Records from a dataset
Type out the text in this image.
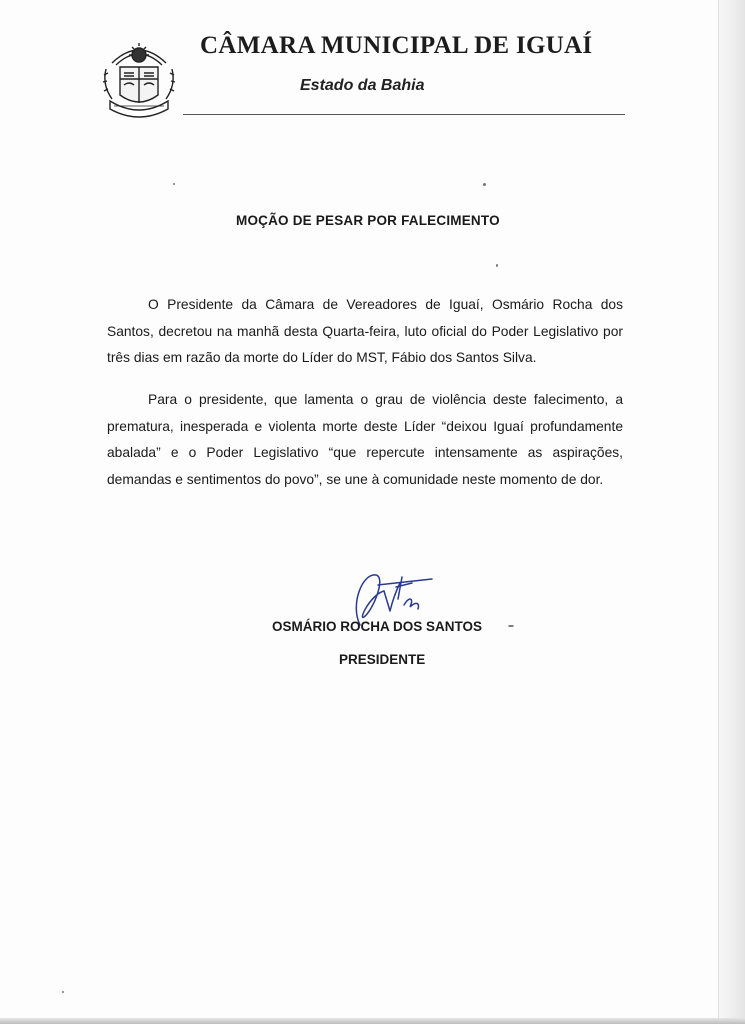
CÂMARA MUNICIPAL DE IGUAÍ
Estado da Bahia
MOÇÃO DE PESAR POR FALECIMENTO

O Presidente da Câmara de Vereadores de Iguaí, Osmário Rocha dos Santos, decretou na manhã desta Quarta-feira, luto oficial do Poder Legislativo por três dias em razão da morte do Líder do MST, Fábio dos Santos Silva.

Para o presidente, que lamenta o grau de violência deste falecimento, a prematura, inesperada e violenta morte deste Líder “deixou Iguaí profundamente abalada” e o Poder Legislativo “que repercute intensamente as aspirações, demandas e sentimentos do povo”, se une à comunidade neste momento de dor.

OSMÁRIO ROCHA DOS SANTOS
PRESIDENTE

> _PROBLEM REQUIREMENTS_
All preceding records should be duplicated verbatim, images excepted.

> _ANSWER FOR THE TASK_
Type out the text in this image.
CÂMARA MUNICIPAL DE IGUAÍ
Estado da Bahia
MOÇÃO DE PESAR POR FALECIMENTO

O Presidente da Câmara de Vereadores de Iguaí, Osmário Rocha dos Santos, decretou na manhã desta Quarta-feira, luto oficial do Poder Legislativo por três dias em razão da morte do Líder do MST, Fábio dos Santos Silva.

Para o presidente, que lamenta o grau de violência deste falecimento, a prematura, inesperada e violenta morte deste Líder “deixou Iguaí profundamente abalada” e o Poder Legislativo “que repercute intensamente as aspirações, demandas e sentimentos do povo”, se une à comunidade neste momento de dor.

OSMÁRIO ROCHA DOS SANTOS
PRESIDENTE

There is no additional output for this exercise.